Directive >> Transcribe the entries below exactly.

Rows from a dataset
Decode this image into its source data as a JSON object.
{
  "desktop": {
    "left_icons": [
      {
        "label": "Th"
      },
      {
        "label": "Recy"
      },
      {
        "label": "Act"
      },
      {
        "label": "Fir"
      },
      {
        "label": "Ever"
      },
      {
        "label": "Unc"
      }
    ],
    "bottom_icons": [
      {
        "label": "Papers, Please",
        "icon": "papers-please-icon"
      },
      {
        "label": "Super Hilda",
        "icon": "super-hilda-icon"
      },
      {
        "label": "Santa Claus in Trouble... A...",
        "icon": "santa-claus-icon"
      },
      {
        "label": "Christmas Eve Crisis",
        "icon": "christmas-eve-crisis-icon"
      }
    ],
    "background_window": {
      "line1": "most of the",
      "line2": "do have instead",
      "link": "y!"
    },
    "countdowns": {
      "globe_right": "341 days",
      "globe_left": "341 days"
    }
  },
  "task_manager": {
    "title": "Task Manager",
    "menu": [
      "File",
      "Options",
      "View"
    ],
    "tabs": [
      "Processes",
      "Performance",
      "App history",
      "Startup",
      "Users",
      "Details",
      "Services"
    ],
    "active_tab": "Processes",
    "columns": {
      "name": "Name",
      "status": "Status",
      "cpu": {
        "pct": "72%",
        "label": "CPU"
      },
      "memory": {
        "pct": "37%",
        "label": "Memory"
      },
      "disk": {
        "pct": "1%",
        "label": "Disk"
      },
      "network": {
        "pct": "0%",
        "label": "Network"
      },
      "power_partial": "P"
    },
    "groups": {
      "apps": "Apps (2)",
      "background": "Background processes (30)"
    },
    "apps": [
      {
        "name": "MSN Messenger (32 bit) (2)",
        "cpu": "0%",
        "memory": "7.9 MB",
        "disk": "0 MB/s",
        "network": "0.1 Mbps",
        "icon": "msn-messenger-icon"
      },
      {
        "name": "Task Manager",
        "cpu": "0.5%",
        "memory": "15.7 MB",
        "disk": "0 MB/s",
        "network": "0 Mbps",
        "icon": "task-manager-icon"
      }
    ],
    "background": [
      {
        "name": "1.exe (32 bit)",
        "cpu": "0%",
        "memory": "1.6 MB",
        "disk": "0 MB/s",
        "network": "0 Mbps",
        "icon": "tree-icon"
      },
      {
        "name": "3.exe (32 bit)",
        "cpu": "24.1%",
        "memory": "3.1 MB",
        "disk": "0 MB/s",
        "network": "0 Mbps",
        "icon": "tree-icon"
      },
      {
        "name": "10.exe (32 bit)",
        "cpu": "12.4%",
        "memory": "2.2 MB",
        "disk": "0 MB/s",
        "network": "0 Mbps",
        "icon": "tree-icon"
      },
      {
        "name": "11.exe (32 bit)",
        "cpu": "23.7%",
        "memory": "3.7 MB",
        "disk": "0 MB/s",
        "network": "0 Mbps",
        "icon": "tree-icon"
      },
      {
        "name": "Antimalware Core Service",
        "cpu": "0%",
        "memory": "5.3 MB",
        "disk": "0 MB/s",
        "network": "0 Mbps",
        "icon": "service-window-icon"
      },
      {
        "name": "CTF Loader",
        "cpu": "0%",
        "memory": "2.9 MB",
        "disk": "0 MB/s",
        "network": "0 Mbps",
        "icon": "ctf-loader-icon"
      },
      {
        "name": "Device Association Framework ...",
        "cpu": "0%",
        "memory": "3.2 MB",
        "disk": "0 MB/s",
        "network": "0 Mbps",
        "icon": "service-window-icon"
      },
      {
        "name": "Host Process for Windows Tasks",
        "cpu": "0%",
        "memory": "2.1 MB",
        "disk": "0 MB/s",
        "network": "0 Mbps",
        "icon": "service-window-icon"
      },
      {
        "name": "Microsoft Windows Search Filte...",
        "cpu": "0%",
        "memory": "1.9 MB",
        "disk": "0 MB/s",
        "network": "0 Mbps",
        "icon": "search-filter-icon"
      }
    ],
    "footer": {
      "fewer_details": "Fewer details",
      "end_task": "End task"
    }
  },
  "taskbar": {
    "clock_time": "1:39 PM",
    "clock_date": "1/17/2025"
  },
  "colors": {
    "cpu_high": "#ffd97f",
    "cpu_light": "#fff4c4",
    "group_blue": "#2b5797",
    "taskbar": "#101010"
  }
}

Exercise response >>
Decode this image into its source data as a JSON object.
{
  "desktop": {
    "left_icons": [
      {
        "label": "Th"
      },
      {
        "label": "Recy"
      },
      {
        "label": "Act"
      },
      {
        "label": "Fir"
      },
      {
        "label": "Ever"
      },
      {
        "label": "Unc"
      }
    ],
    "bottom_icons": [
      {
        "label": "Papers, Please",
        "icon": "papers-please-icon"
      },
      {
        "label": "Super Hilda",
        "icon": "super-hilda-icon"
      },
      {
        "label": "Santa Claus in Trouble... A...",
        "icon": "santa-claus-icon"
      },
      {
        "label": "Christmas Eve Crisis",
        "icon": "christmas-eve-crisis-icon"
      }
    ],
    "background_window": {
      "line1": "most of the",
      "line2": "do have instead",
      "link": "y!"
    },
    "countdowns": {
      "globe_right": "341 days",
      "globe_left": "341 days"
    }
  },
  "task_manager": {
    "title": "Task Manager",
    "menu": [
      "File",
      "Options",
      "View"
    ],
    "tabs": [
      "Processes",
      "Performance",
      "App history",
      "Startup",
      "Users",
      "Details",
      "Services"
    ],
    "active_tab": "Processes",
    "columns": {
      "name": "Name",
      "status": "Status",
      "cpu": {
        "pct": "72%",
        "label": "CPU"
      },
      "memory": {
        "pct": "37%",
        "label": "Memory"
      },
      "disk": {
        "pct": "1%",
        "label": "Disk"
      },
      "network": {
        "pct": "0%",
        "label": "Network"
      },
      "power_partial": "P"
    },
    "groups": {
      "apps": "Apps (2)",
      "background": "Background processes (30)"
    },
    "apps": [
      {
        "name": "MSN Messenger (32 bit) (2)",
        "cpu": "0%",
        "memory": "7.9 MB",
        "disk": "0 MB/s",
        "network": "0.1 Mbps",
        "icon": "msn-messenger-icon"
      },
      {
        "name": "Task Manager",
        "cpu": "0.5%",
        "memory": "15.7 MB",
        "disk": "0 MB/s",
        "network": "0 Mbps",
        "icon": "task-manager-icon"
      }
    ],
    "background": [
      {
        "name": "1.exe (32 bit)",
        "cpu": "0%",
        "memory": "1.6 MB",
        "disk": "0 MB/s",
        "network": "0 Mbps",
        "icon": "tree-icon"
      },
      {
        "name": "3.exe (32 bit)",
        "cpu": "24.1%",
        "memory": "3.1 MB",
        "disk": "0 MB/s",
        "network": "0 Mbps",
        "icon": "tree-icon"
      },
      {
        "name": "10.exe (32 bit)",
        "cpu": "12.4%",
        "memory": "2.2 MB",
        "disk": "0 MB/s",
        "network": "0 Mbps",
        "icon": "tree-icon"
      },
      {
        "name": "11.exe (32 bit)",
        "cpu": "23.7%",
        "memory": "3.7 MB",
        "disk": "0 MB/s",
        "network": "0 Mbps",
        "icon": "tree-icon"
      },
      {
        "name": "Antimalware Core Service",
        "cpu": "0%",
        "memory": "5.3 MB",
        "disk": "0 MB/s",
        "network": "0 Mbps",
        "icon": "service-window-icon"
      },
      {
        "name": "CTF Loader",
        "cpu": "0%",
        "memory": "2.9 MB",
        "disk": "0 MB/s",
        "network": "0 Mbps",
        "icon": "ctf-loader-icon"
      },
      {
        "name": "Device Association Framework ...",
        "cpu": "0%",
        "memory": "3.2 MB",
        "disk": "0 MB/s",
        "network": "0 Mbps",
        "icon": "service-window-icon"
      },
      {
        "name": "Host Process for Windows Tasks",
        "cpu": "0%",
        "memory": "2.1 MB",
        "disk": "0 MB/s",
        "network": "0 Mbps",
        "icon": "service-window-icon"
      },
      {
        "name": "Microsoft Windows Search Filte...",
        "cpu": "0%",
        "memory": "1.9 MB",
        "disk": "0 MB/s",
        "network": "0 Mbps",
        "icon": "search-filter-icon"
      }
    ],
    "footer": {
      "fewer_details": "Fewer details",
      "end_task": "End task"
    }
  },
  "taskbar": {
    "clock_time": "1:39 PM",
    "clock_date": "1/17/2025"
  },
  "colors": {
    "cpu_high": "#ffd97f",
    "cpu_light": "#fff4c4",
    "group_blue": "#2b5797",
    "taskbar": "#101010"
  }
}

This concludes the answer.